▶ **Task**:
Locate the string "Sicilia" throughout the material and copy every line in which it occurs.

Excerpt from a dataset
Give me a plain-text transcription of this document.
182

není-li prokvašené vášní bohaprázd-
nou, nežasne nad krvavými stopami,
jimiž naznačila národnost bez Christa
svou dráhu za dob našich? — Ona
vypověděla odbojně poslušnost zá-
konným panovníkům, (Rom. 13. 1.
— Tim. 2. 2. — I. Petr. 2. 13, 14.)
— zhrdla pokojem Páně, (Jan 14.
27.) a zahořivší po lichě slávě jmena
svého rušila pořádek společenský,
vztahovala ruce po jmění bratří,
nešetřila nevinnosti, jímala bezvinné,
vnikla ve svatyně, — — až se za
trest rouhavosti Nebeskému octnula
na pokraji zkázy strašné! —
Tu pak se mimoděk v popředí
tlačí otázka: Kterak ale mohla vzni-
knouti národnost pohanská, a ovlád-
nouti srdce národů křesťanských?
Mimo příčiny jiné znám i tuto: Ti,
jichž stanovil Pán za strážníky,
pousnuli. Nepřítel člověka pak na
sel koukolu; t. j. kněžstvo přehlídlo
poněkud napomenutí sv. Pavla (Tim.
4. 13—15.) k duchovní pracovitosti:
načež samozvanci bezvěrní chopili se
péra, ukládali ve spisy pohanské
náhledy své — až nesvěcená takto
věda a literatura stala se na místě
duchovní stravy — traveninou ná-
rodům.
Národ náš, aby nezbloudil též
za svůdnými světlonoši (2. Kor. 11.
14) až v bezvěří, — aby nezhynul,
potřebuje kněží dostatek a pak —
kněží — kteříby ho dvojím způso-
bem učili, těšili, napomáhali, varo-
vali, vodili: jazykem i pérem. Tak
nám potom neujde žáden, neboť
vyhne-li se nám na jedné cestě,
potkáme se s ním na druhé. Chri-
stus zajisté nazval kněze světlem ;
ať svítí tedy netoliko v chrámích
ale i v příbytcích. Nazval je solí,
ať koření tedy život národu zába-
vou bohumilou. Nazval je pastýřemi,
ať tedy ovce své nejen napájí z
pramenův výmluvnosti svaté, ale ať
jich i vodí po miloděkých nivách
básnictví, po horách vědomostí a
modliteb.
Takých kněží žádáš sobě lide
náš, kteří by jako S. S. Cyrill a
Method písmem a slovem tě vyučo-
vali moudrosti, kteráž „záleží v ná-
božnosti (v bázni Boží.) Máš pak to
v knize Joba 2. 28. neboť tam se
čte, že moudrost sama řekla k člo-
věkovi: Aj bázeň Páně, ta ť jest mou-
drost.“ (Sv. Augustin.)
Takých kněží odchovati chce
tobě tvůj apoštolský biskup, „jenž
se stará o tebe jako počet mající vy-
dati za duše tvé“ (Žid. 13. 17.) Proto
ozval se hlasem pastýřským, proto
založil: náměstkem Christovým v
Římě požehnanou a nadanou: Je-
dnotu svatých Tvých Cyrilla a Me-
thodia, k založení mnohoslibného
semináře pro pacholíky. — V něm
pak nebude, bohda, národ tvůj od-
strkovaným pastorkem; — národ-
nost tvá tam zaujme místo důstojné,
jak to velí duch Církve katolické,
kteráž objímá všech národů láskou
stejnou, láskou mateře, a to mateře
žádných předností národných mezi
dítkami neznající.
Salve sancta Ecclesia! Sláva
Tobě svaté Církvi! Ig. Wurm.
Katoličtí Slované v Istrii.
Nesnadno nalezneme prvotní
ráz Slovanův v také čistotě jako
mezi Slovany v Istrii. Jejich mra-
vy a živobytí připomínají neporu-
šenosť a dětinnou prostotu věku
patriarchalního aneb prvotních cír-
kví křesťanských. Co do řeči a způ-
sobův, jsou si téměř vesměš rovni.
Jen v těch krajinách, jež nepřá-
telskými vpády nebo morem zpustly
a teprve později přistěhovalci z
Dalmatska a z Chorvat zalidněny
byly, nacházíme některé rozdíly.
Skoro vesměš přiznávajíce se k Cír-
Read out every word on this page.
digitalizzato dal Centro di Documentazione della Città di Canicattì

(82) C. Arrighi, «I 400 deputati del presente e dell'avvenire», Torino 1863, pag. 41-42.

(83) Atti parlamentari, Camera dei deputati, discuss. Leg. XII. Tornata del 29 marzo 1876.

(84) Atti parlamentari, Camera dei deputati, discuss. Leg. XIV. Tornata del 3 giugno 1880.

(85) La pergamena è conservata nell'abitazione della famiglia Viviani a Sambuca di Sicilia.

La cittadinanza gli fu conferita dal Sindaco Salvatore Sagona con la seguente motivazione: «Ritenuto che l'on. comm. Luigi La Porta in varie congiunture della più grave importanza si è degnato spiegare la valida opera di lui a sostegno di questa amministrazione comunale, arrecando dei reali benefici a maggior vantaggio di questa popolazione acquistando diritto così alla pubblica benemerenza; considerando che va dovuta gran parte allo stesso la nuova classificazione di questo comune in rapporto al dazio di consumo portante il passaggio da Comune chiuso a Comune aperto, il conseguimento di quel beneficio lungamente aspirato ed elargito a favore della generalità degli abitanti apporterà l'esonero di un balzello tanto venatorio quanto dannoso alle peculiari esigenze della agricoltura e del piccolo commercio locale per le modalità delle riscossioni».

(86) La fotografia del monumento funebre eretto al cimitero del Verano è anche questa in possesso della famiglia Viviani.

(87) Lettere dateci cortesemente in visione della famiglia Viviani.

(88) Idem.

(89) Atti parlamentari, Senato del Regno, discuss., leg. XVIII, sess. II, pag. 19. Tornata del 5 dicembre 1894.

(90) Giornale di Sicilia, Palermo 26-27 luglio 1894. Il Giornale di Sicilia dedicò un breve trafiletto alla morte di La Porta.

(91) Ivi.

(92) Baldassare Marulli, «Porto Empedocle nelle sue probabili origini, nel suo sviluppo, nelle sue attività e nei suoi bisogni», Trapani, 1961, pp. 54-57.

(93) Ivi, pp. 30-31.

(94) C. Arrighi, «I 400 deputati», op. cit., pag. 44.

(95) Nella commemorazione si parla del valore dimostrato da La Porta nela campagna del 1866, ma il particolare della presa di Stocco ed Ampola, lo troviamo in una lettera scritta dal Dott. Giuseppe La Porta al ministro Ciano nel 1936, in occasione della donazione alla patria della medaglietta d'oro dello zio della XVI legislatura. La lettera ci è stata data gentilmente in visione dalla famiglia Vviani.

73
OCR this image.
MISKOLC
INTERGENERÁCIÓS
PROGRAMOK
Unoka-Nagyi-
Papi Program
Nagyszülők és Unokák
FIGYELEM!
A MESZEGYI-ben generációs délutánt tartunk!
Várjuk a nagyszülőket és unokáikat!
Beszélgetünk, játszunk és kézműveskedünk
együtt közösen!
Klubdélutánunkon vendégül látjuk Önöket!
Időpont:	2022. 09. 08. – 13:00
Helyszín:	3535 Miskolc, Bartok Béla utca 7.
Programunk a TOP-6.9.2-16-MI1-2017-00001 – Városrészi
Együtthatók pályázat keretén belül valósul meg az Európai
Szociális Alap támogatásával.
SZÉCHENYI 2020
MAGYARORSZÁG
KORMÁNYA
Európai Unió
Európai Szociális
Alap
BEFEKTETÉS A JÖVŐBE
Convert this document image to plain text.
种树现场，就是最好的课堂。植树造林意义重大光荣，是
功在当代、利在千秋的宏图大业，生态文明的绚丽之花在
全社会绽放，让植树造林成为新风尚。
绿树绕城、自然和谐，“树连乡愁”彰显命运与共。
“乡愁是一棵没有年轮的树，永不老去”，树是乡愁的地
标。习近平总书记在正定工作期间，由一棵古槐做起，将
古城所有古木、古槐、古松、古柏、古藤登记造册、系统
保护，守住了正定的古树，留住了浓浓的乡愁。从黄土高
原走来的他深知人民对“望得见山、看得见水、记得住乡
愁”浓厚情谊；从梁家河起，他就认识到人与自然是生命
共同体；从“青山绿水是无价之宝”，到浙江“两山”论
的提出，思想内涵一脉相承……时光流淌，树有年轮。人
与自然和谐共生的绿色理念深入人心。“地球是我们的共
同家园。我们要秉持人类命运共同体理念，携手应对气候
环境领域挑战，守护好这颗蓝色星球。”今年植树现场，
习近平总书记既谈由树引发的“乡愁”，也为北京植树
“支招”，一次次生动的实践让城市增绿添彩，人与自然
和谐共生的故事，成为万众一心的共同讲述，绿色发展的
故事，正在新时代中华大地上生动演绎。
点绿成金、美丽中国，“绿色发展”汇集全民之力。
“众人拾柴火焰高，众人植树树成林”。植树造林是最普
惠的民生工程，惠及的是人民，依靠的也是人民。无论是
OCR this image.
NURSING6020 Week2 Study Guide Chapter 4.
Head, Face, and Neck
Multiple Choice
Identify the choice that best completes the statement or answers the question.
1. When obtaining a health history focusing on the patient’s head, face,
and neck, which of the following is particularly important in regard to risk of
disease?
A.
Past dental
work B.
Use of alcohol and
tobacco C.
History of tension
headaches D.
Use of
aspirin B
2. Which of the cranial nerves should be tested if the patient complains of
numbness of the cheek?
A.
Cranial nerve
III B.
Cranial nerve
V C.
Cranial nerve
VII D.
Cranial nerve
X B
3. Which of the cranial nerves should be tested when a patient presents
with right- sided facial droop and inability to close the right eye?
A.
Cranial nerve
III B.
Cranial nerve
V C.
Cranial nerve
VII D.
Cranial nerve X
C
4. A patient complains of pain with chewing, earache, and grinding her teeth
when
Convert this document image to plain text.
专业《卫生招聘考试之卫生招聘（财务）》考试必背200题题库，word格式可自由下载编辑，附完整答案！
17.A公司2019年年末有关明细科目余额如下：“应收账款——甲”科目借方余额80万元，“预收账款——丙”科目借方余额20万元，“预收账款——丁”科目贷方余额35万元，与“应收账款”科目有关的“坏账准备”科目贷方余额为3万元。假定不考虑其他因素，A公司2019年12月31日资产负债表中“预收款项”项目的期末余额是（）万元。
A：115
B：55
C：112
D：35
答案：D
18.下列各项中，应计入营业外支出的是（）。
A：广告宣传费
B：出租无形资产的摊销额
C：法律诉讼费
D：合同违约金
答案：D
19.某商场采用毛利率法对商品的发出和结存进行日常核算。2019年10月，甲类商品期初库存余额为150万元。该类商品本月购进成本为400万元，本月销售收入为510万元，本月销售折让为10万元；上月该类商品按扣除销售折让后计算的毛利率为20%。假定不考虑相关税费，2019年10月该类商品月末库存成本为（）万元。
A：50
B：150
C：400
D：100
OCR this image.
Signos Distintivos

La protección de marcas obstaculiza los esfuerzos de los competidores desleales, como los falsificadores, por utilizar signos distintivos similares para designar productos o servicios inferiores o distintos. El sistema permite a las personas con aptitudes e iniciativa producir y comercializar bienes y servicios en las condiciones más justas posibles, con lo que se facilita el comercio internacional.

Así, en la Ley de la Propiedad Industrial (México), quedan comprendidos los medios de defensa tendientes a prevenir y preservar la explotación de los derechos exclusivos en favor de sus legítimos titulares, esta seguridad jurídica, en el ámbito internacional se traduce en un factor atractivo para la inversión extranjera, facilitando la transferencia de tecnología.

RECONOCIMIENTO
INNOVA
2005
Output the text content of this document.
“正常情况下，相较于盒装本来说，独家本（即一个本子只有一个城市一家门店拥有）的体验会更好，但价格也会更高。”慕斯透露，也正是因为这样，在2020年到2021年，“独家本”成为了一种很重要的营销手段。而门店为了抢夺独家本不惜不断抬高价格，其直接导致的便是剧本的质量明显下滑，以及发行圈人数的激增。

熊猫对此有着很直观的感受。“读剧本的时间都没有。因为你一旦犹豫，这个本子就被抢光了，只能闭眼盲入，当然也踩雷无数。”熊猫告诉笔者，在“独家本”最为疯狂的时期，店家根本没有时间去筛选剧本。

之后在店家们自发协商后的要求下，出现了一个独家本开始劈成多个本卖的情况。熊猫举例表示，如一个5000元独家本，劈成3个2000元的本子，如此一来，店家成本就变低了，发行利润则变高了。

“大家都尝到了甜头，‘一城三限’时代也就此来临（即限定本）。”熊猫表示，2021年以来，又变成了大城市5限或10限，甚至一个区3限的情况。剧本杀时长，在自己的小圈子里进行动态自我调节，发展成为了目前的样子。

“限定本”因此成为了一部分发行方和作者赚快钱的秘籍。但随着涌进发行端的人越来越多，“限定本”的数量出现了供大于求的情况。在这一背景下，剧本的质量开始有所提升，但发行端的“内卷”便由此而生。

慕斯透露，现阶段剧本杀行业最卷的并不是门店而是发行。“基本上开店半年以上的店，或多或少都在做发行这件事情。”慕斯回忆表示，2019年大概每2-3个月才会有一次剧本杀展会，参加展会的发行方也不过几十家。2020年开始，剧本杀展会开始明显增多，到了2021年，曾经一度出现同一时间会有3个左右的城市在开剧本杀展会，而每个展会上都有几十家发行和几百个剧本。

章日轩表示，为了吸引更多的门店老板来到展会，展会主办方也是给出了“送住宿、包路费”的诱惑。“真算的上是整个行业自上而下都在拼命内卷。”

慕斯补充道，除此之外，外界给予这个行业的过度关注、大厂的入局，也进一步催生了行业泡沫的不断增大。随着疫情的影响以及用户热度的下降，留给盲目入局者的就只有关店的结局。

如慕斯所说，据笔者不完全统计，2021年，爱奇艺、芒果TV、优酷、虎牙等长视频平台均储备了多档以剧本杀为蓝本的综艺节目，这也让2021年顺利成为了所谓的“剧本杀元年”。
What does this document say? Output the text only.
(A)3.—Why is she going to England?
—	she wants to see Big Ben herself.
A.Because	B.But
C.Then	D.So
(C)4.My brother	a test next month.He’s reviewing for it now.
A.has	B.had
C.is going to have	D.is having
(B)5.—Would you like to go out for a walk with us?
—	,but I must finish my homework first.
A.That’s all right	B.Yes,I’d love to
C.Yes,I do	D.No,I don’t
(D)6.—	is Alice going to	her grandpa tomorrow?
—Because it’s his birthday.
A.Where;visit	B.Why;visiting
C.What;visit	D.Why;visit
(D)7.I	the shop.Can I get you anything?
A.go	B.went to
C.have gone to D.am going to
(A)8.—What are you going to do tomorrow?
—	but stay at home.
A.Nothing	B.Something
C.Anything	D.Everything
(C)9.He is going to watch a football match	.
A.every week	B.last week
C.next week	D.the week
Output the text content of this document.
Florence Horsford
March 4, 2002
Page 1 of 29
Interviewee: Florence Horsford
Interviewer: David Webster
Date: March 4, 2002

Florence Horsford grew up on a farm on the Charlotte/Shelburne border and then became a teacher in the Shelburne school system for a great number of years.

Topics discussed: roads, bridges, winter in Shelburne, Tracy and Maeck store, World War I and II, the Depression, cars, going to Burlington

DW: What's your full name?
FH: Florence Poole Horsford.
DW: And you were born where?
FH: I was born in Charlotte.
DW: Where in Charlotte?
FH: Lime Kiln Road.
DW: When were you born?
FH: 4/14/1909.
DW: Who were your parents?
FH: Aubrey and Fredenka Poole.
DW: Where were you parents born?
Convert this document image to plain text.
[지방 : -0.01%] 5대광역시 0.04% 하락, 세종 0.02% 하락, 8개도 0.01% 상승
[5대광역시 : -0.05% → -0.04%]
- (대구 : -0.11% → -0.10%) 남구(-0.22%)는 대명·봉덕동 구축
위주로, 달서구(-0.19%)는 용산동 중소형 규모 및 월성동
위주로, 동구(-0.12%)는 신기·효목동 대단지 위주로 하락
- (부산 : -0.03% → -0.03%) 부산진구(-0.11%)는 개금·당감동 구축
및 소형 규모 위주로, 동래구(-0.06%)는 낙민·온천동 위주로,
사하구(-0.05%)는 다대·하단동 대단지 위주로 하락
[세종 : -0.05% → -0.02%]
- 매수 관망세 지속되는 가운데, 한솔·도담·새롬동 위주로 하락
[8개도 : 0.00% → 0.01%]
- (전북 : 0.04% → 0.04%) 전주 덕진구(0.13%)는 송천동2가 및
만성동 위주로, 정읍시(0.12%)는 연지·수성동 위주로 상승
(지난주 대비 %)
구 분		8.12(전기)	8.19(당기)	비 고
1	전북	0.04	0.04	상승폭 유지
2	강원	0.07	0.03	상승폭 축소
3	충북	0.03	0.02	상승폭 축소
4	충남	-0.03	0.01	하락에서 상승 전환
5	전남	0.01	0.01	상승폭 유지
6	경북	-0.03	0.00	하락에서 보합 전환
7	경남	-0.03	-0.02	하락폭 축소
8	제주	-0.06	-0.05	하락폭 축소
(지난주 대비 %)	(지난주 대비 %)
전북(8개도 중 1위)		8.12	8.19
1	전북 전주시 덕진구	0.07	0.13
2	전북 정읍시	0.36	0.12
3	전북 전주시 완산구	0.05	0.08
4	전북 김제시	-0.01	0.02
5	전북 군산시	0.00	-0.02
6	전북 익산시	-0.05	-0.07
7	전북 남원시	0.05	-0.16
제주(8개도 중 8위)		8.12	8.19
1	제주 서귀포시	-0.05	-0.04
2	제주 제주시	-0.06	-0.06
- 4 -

▶ **Expected answer**:
(85) La pergamena è conservata nell'abitazione della famiglia Viviani a Sambuca di Sicilia.
(90) Giornale di Sicilia, Palermo 26-27 luglio 1894. Il Giornale di Sicilia dedicò un breve trafiletto alla morte di La Porta.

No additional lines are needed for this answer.